— BEGIN Selected extract —

Every week, On The Apron brings you features editor Dominick Suzanne-Mayer’s observations about the latest developments in and around WWE.

Before we kick off this week’s On The Apron, a brief announcement. I’ve been writing more and more installments of the column in a list-esque format as of late, instead of the wordy diatribes on which On The Apron was founded. I’ve decided to stick with this going forward because a) everybody loves lists, just ask Buzzfeed and b) it lets me talk about more angles of a given week of WWE television than I can in an editorial-style piece. So, much like Montell Jordan before me, this is how we’ll do it from now on. Cool? Cool.

1) Big Show is into trucks now? I mean, okay.

Big Show has genuinely been a delight to watch as of late. Paul Wight has given a really dumb storyline more pathos than it objectively deserves, throwing tear-stained hands on the regular and convincing people that sure, your malevolent bosses are perfectly and legally able to purchase your mortgage without your consent! Last night’s Raw offered up a pair of bookending gems. The show began with Big Show apparently standing outside a seedy club, the brick wall behind him surprisingly well-lit, spewing invective at The Authority (because the McMahon-Helmsley Faction is so 2001) after supposedly hacking into WWE’s live feed. I like to imagine Show is quite familiar with a Unix system, and was really stoked to find out that HE KNOWS THIS.

Anyway, Show was cut off and not heard from again until the end of Raw, where he drove the front cab of a big rig into the arena, a distraction that allowed Daniel Bryan to busaiku Randy Orton faster than the camera could cut over to catch him. This is wonderful, because not only is Show the most convincing as a main-event player he’s been in some time, but this turn of events also displays WWE’s continuously poor handle on how to create working-class heroes. They’ve gone to the “guy gets fired, shows up anyway because he can still buy a ticket” well pretty often over the years, but another of WWE’s favorite devices is “guy can operate heavy machinery, because he is a hero of the people.” Steve Austin did it with multiple vehicles (for he is the saltest of the Earth), Kurt Angle did it, and now it’s Show’s turn. Still waiting for Mark Henry to drag a truck into the arena rather than driving it, though.

2) Curtis Axel just wants Dad to love him

And I’m not saying that to make some off-color, woefully obsolete Curt Hennig joke either. While Paul Heyman was backstage going Full Ultimate Warrior and nearly going into convulsions trying to wring the last possible drops of dramatic tension out of the overlong Heyman-Punk feud, the real star of the show was Axel. His dopey reactions are some of my favorite bits of Raw every week, and last night offered up a montage of them. Seriously, he went from trying to make the same stern face as Ryback and failing, to laughing at Heyman in places where jokes weren’t really made, to just nodding along like a fifth grader who’s trying to put on the façade of giving a shit about anything the teacher’s saying. Watch him the next time he’s onscreen, and tell me he doesn’t look like he turns to Heyman the minute the camera gets shut off and goes “I do good, Pop Pop?”

— END Selected extract —
— BEGIN Material —

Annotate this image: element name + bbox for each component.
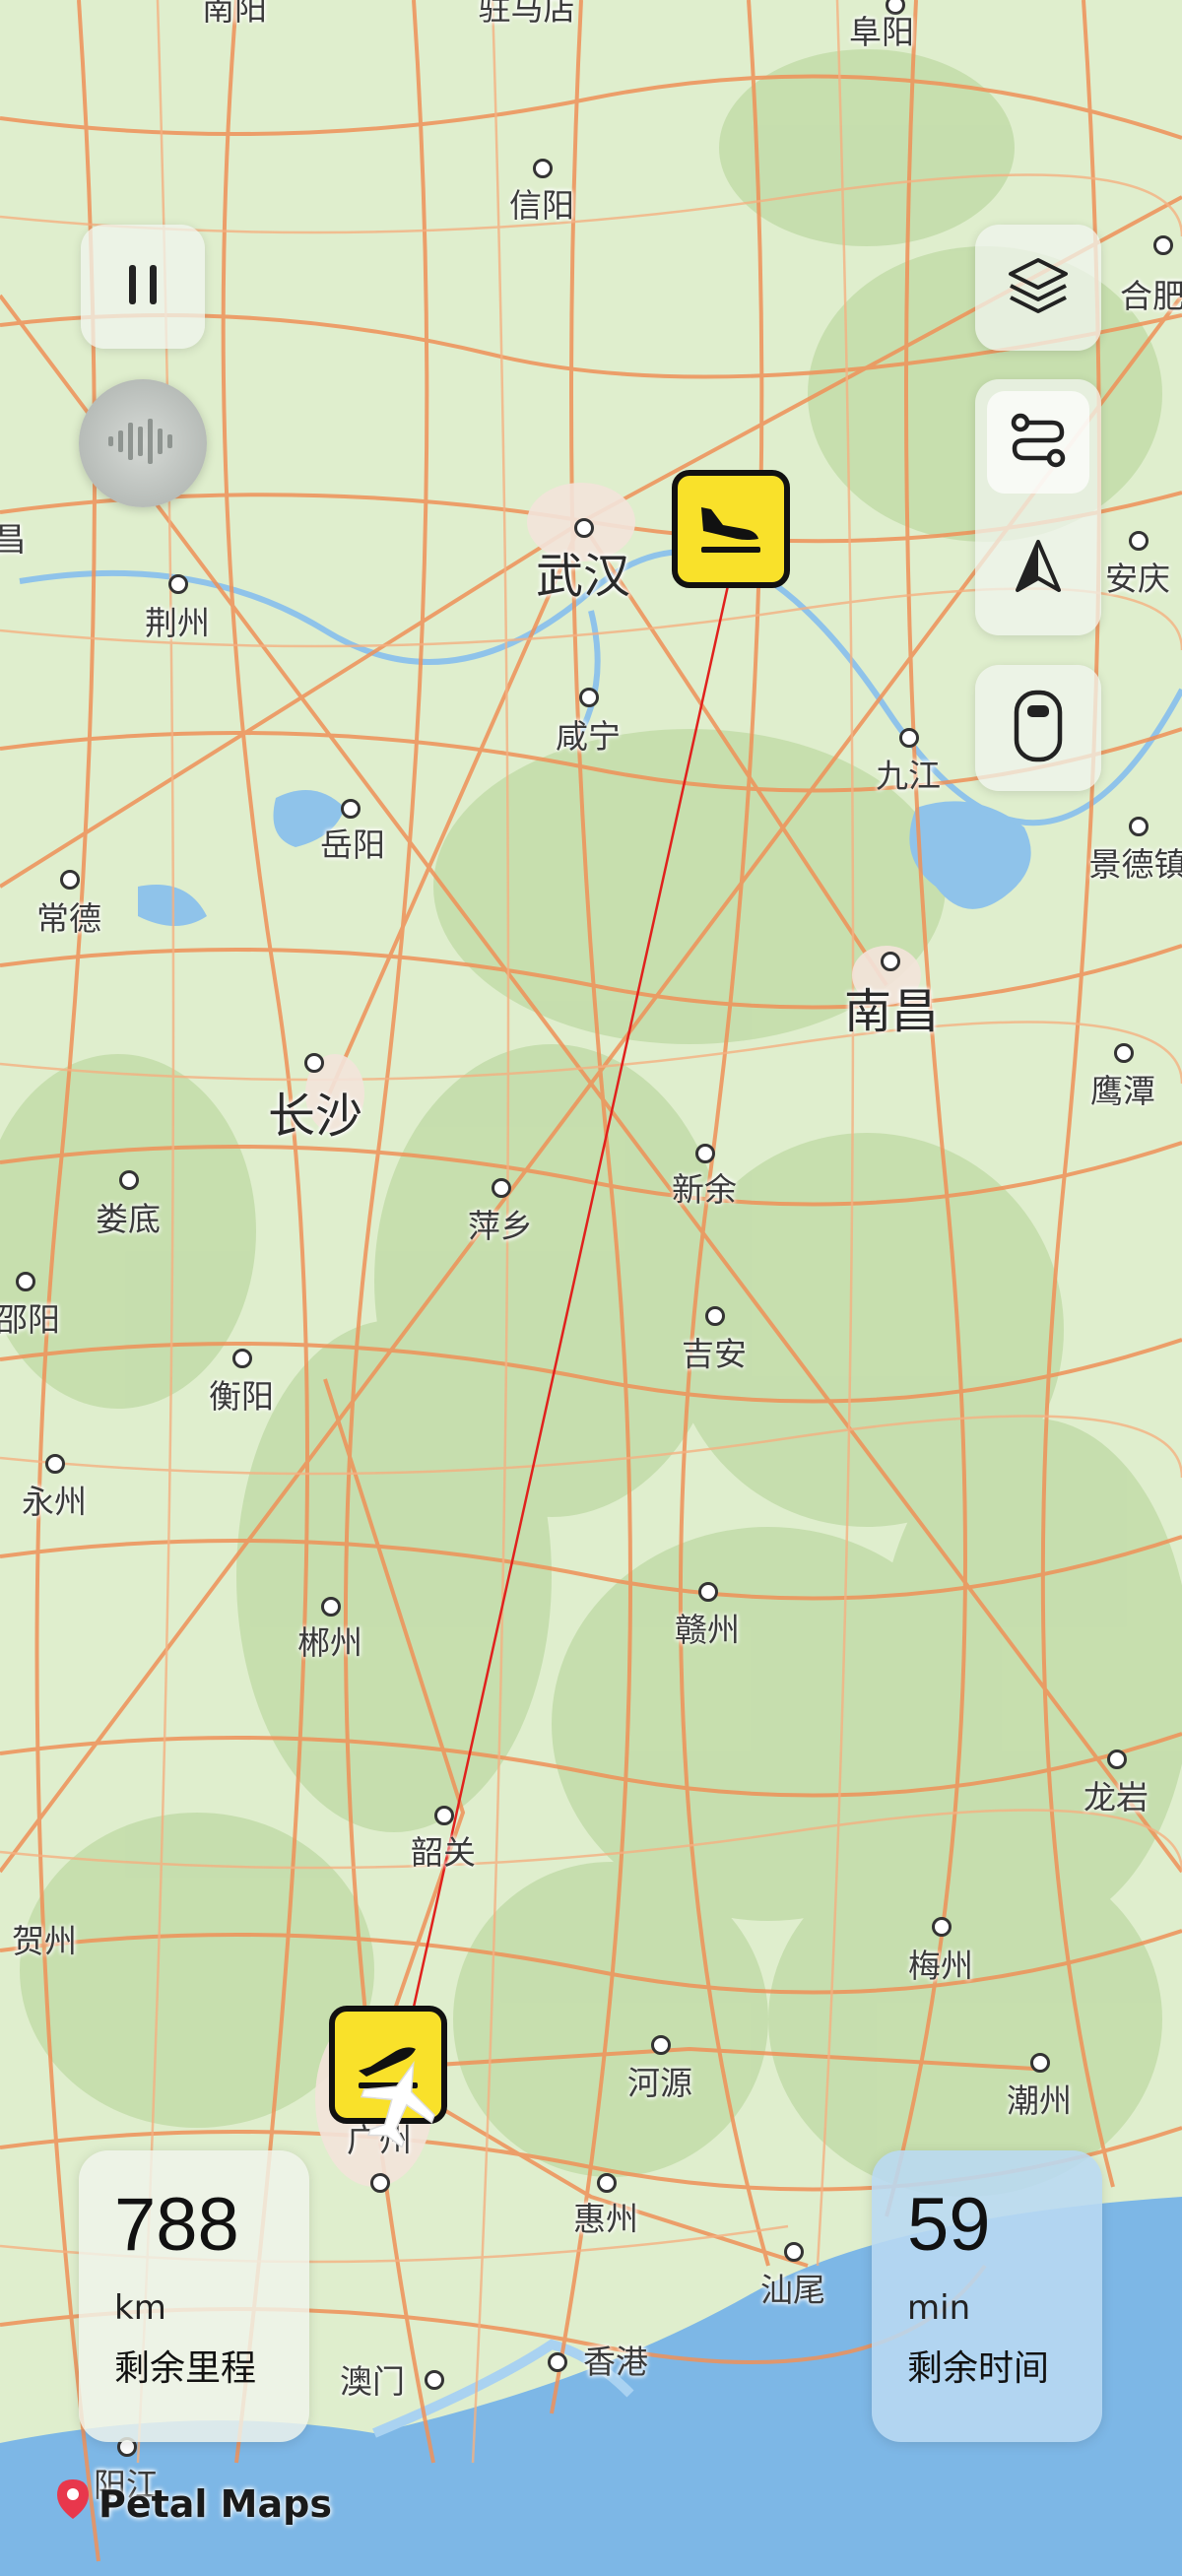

— END Material —

**Objective**.
Write the next part of the WWE Raw column, starting after its last sentence.

**Expected answer**.
Maybe it’s the fact that Paul Heyman has been one of my favorite pro wrestling personalities for a long time now, but I’d like to imagine that he just smiles, goes “Yes, Joe,” and pats him on the head in response. That’s the world I want to live in.

3) R-Truth as Guy on CTA Shilling Socks

Oh man. Ohhhhh man. Last night, R-Truth was given the task of shilling WWE Shop items in the middle of the show. Setting aside the quaintness of TV hard sells in the online era, he reminded me of a forgotten story. There was this guy on the CTA Red Line here in Chicago who, during my freshman year of college at least, would ride the rails north and south all day long hocking anything he could. His wares ranged from single socks to bootleg DVDs of Dora the Explorer episodes to a lot of pornography, some of which you could describe as gently used. My point is that R-Truth would kill the shit out of that character. If only I could trust WWE to nail down the difference between “R-Truth, weird guy who’s constantly trying to sell you stuff” and “R-Truth, ethnic caricature who’s constantly trying to make money BECAUSE HE’S BLACK GET IT?!?” If only.

4) Tag teams!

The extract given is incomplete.